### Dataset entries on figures
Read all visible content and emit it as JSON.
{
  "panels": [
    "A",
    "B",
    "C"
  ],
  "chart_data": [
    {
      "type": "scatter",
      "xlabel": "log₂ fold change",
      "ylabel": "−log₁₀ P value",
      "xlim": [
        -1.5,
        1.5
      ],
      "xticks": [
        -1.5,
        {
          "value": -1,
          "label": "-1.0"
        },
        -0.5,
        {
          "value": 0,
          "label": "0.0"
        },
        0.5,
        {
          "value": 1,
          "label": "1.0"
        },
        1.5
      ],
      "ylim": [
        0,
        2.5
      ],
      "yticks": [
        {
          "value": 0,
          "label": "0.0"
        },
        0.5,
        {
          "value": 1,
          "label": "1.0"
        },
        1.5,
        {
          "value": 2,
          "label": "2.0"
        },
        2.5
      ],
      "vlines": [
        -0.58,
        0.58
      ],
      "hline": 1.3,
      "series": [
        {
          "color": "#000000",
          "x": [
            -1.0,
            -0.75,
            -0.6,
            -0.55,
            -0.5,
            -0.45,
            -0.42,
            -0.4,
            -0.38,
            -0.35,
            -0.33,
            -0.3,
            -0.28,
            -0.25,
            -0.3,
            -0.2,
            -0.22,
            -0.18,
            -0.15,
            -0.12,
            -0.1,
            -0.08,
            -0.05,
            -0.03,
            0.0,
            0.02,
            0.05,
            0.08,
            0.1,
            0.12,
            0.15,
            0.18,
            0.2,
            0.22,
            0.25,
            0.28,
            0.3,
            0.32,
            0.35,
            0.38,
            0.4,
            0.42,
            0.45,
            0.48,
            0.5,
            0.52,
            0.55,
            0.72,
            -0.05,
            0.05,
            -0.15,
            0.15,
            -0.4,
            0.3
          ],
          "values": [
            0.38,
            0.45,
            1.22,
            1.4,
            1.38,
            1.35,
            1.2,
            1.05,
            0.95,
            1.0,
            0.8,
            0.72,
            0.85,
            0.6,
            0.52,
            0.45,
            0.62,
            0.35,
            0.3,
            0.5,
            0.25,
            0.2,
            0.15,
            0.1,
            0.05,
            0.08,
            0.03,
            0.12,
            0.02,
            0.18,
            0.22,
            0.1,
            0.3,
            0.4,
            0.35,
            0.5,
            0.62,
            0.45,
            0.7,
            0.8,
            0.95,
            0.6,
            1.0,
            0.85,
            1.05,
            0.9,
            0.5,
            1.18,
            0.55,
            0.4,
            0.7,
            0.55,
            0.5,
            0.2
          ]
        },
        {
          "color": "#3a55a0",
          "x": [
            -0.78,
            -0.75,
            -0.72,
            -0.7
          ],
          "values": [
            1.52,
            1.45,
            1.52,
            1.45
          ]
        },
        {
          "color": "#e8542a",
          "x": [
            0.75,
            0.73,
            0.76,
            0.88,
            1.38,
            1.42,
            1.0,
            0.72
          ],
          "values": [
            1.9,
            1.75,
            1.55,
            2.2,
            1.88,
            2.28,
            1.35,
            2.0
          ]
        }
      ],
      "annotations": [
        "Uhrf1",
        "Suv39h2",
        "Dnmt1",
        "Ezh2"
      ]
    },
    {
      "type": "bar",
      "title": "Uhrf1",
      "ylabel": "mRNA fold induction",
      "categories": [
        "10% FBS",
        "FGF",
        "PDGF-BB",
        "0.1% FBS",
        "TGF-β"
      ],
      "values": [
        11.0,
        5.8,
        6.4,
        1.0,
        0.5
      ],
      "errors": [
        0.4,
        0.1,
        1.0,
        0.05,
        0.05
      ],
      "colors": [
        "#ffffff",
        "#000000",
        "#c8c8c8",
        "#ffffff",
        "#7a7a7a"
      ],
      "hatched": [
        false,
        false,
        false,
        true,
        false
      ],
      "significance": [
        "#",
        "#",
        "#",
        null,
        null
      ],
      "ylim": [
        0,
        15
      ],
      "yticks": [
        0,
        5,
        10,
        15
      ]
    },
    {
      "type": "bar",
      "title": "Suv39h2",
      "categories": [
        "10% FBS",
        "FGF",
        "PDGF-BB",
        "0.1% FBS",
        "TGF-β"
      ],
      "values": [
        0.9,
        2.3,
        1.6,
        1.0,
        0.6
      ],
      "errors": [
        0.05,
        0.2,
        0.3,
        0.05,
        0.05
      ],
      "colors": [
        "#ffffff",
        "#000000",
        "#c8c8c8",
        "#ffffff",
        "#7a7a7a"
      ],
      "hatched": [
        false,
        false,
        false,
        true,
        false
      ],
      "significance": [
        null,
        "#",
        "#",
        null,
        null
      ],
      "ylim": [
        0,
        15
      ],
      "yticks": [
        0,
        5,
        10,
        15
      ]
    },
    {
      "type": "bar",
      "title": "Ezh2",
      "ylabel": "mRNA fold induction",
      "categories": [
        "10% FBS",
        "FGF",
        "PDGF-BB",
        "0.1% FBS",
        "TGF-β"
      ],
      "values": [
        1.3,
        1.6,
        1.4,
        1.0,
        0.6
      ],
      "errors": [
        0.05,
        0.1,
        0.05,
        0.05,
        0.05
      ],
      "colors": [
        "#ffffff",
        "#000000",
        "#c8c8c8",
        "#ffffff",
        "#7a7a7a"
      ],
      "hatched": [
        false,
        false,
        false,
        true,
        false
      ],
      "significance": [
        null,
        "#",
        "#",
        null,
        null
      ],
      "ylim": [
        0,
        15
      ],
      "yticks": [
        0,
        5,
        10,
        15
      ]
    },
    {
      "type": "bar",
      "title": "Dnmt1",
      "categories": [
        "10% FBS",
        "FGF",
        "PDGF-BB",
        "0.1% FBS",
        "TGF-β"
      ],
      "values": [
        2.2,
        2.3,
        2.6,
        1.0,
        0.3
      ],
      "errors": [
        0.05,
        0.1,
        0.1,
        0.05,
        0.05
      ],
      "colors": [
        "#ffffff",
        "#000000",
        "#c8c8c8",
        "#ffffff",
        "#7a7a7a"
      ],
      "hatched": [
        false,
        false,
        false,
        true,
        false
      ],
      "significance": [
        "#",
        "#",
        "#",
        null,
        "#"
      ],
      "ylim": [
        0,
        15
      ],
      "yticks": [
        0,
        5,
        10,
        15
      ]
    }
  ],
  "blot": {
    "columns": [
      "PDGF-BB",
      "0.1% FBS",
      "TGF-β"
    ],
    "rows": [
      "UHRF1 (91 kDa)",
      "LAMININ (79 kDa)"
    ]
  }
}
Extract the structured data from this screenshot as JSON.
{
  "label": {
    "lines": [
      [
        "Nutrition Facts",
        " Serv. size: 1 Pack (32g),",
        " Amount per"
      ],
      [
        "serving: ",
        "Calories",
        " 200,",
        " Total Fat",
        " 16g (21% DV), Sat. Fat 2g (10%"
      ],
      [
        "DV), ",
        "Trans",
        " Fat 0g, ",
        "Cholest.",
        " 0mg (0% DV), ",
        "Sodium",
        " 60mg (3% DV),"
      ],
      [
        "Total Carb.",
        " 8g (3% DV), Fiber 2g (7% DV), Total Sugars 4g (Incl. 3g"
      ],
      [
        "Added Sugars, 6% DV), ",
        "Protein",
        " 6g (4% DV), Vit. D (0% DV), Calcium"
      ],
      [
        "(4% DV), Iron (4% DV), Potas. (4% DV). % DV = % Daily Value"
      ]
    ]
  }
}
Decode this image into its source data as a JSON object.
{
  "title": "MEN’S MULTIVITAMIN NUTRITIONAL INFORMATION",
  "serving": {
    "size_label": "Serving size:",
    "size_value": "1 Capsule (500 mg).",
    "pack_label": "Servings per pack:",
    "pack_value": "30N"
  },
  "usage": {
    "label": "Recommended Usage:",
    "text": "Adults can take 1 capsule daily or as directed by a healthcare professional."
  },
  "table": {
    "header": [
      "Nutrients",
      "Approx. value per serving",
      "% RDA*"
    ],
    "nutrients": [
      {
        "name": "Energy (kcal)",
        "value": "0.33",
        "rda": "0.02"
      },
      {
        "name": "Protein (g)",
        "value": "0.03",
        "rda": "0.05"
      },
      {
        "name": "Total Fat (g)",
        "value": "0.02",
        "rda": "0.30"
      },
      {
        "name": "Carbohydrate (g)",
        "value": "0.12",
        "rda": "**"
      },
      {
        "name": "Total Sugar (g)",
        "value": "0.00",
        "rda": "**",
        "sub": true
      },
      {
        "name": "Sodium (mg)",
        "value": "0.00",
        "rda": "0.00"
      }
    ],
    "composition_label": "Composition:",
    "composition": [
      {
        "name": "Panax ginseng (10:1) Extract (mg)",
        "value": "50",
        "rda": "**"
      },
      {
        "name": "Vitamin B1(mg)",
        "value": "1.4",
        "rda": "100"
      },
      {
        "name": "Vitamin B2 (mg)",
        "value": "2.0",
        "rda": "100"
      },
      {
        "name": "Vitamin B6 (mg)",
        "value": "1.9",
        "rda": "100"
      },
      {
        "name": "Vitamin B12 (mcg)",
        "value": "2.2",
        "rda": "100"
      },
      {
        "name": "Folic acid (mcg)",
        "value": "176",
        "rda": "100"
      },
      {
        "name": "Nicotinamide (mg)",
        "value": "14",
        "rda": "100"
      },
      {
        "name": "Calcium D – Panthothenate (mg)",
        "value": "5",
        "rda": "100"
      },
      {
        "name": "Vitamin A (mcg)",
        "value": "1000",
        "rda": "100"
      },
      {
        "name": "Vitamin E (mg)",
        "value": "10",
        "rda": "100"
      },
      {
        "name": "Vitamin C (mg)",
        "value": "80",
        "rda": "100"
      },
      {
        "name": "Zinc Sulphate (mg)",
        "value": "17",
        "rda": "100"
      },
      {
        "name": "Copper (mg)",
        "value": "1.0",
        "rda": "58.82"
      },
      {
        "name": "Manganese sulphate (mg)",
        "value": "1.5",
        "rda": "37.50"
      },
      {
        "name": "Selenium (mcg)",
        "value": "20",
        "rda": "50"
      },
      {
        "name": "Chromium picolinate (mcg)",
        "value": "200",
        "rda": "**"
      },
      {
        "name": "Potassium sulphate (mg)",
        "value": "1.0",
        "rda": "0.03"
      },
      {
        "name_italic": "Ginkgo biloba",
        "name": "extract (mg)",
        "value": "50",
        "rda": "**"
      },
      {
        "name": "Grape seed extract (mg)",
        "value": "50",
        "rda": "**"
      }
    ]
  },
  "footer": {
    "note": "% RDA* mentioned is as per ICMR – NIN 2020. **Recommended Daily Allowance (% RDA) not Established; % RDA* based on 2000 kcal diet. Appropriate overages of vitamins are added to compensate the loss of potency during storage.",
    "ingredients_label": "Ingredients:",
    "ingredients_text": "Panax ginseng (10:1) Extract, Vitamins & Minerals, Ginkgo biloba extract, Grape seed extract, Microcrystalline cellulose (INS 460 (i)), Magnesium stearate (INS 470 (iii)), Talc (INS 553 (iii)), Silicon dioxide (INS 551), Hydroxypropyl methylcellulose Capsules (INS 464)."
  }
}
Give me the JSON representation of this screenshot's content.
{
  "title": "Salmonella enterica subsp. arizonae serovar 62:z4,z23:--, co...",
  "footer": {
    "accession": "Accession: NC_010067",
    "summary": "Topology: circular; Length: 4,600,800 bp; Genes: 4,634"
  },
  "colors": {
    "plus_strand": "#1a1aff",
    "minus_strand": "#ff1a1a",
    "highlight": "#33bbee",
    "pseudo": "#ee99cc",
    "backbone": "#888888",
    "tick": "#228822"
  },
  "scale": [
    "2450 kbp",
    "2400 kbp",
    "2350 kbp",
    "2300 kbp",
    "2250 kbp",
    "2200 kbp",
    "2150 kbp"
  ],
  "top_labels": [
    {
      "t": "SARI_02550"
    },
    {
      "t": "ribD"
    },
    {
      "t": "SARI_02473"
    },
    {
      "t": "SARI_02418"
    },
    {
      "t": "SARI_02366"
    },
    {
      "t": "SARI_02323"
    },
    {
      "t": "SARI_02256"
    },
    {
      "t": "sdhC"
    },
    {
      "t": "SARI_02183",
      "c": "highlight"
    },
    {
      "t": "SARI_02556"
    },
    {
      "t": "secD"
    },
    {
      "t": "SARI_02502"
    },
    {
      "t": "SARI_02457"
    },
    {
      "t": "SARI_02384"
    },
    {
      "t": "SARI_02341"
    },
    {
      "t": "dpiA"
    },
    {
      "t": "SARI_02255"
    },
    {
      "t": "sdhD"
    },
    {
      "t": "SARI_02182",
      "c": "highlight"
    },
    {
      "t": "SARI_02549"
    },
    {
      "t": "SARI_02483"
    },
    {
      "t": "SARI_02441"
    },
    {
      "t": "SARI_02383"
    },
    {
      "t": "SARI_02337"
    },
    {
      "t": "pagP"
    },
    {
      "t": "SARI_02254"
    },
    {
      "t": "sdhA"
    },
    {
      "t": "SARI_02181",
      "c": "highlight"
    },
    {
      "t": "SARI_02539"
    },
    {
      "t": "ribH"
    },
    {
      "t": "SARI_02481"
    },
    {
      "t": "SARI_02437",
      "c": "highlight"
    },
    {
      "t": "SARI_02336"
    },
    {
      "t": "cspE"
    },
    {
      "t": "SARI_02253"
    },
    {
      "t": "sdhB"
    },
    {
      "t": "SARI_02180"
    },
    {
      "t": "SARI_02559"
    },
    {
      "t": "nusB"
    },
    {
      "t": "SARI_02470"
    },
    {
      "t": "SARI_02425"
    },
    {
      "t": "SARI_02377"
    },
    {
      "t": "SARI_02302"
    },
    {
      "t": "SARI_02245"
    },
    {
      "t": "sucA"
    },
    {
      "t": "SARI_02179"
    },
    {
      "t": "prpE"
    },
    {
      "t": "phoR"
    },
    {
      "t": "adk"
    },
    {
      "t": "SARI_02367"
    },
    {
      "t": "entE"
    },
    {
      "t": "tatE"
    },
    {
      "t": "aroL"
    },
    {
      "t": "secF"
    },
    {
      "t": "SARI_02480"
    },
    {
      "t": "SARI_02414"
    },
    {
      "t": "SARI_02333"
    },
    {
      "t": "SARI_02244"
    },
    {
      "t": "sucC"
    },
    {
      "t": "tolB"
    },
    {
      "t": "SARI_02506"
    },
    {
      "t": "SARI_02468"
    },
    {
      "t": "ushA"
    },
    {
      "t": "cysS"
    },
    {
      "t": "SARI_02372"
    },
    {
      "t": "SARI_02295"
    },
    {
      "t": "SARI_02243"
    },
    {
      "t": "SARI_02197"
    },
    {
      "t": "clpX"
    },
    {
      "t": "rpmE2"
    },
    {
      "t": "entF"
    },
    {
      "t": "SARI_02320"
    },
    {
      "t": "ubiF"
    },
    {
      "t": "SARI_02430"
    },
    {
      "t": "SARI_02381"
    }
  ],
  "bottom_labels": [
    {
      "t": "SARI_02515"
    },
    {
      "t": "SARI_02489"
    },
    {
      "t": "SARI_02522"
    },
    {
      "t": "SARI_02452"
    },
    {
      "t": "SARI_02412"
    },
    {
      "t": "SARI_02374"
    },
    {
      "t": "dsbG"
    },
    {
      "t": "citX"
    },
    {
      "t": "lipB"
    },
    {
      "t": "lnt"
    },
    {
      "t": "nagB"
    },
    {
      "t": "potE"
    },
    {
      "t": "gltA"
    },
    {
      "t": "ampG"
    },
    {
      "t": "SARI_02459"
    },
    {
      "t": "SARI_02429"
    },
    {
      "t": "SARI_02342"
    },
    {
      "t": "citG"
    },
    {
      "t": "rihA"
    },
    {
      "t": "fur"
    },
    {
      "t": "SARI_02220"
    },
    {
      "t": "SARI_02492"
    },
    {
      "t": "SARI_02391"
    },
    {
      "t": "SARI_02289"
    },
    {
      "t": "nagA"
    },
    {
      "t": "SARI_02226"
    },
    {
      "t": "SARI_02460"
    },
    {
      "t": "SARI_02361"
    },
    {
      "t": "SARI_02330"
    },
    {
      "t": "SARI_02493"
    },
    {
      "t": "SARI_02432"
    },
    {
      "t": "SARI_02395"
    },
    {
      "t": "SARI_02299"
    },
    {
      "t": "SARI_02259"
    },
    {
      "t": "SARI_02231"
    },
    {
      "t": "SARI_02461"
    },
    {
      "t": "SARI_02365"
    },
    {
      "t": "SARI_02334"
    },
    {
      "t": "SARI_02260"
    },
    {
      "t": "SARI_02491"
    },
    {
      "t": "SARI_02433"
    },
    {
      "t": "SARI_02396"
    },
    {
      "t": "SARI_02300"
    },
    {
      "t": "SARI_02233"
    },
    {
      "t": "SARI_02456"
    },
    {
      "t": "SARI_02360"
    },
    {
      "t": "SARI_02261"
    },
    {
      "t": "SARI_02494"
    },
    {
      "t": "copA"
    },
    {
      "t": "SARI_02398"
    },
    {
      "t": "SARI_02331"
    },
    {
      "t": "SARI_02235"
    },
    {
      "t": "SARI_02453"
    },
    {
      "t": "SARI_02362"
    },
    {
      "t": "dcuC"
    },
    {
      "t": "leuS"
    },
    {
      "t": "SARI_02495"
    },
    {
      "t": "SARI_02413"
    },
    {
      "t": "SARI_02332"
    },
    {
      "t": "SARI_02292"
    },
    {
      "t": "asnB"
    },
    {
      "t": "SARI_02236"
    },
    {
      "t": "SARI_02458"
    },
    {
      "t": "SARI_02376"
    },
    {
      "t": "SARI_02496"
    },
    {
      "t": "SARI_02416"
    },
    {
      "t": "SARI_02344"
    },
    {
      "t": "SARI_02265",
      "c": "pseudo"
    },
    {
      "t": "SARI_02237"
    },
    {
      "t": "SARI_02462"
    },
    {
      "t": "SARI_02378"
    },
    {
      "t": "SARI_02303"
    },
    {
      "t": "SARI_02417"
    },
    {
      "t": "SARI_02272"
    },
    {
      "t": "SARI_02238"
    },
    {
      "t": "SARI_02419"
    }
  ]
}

### What to do
Wherever a line of the data holds "kcal", copy that line.

### Output
        "name": "Energy (kcal)",
    "note": "% RDA* mentioned is as per ICMR – NIN 2020. **Recommended Daily Allowance (% RDA) not Established; % RDA* based on 2000 kcal diet. Appropriate overages of vitamins are added to compensate the loss of potency during storage.",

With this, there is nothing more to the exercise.